→ **Available records**
■ ■ ■ ■

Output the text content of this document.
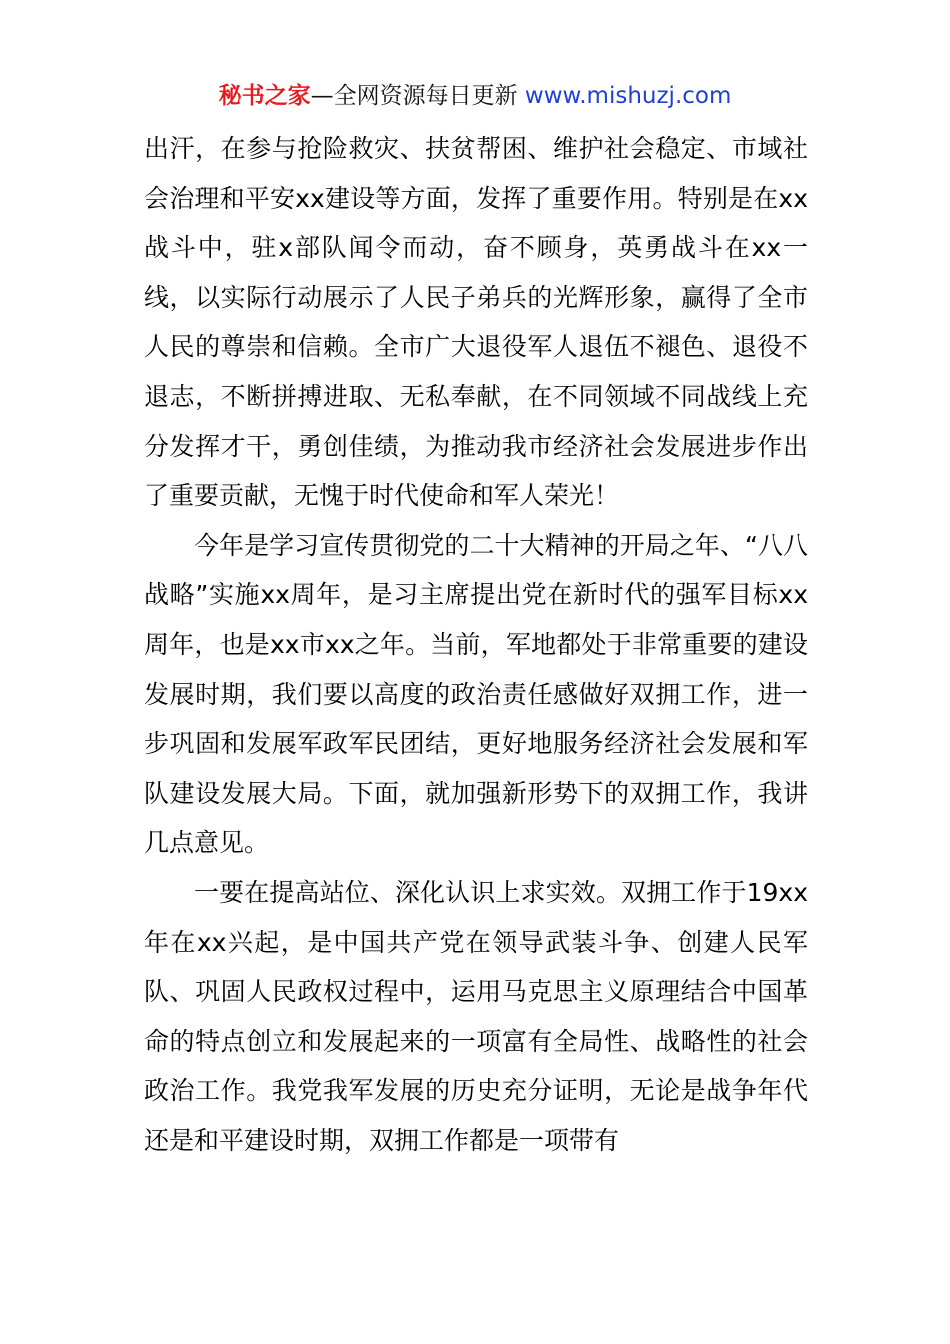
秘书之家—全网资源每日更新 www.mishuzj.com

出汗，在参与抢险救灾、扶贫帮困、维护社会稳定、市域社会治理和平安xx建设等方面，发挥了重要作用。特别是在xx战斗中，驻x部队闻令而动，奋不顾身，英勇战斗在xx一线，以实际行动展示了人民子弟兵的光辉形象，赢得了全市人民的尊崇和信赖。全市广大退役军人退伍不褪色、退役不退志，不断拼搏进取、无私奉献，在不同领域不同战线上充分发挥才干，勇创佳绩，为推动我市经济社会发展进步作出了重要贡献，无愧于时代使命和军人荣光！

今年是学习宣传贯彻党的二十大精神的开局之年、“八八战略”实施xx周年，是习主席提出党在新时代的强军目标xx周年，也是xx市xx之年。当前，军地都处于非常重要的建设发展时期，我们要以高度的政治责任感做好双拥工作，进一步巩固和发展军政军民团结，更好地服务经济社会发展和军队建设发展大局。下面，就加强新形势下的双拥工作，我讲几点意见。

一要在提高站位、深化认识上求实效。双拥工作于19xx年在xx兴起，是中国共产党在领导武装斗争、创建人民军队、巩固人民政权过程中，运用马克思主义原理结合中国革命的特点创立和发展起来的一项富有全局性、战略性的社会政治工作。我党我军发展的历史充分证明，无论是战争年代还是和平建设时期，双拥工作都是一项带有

■ ■ ■ ■

→ **Set problem**
Transcribe the full listing above exactly, with the images removed.

→ **Task answer**
Output the text content of this document.
秘书之家—全网资源每日更新 www.mishuzj.com

出汗，在参与抢险救灾、扶贫帮困、维护社会稳定、市域社会治理和平安xx建设等方面，发挥了重要作用。特别是在xx战斗中，驻x部队闻令而动，奋不顾身，英勇战斗在xx一线，以实际行动展示了人民子弟兵的光辉形象，赢得了全市人民的尊崇和信赖。全市广大退役军人退伍不褪色、退役不退志，不断拼搏进取、无私奉献，在不同领域不同战线上充分发挥才干，勇创佳绩，为推动我市经济社会发展进步作出了重要贡献，无愧于时代使命和军人荣光！

今年是学习宣传贯彻党的二十大精神的开局之年、“八八战略”实施xx周年，是习主席提出党在新时代的强军目标xx周年，也是xx市xx之年。当前，军地都处于非常重要的建设发展时期，我们要以高度的政治责任感做好双拥工作，进一步巩固和发展军政军民团结，更好地服务经济社会发展和军队建设发展大局。下面，就加强新形势下的双拥工作，我讲几点意见。

一要在提高站位、深化认识上求实效。双拥工作于19xx年在xx兴起，是中国共产党在领导武装斗争、创建人民军队、巩固人民政权过程中，运用马克思主义原理结合中国革命的特点创立和发展起来的一项富有全局性、战略性的社会政治工作。我党我军发展的历史充分证明，无论是战争年代还是和平建设时期，双拥工作都是一项带有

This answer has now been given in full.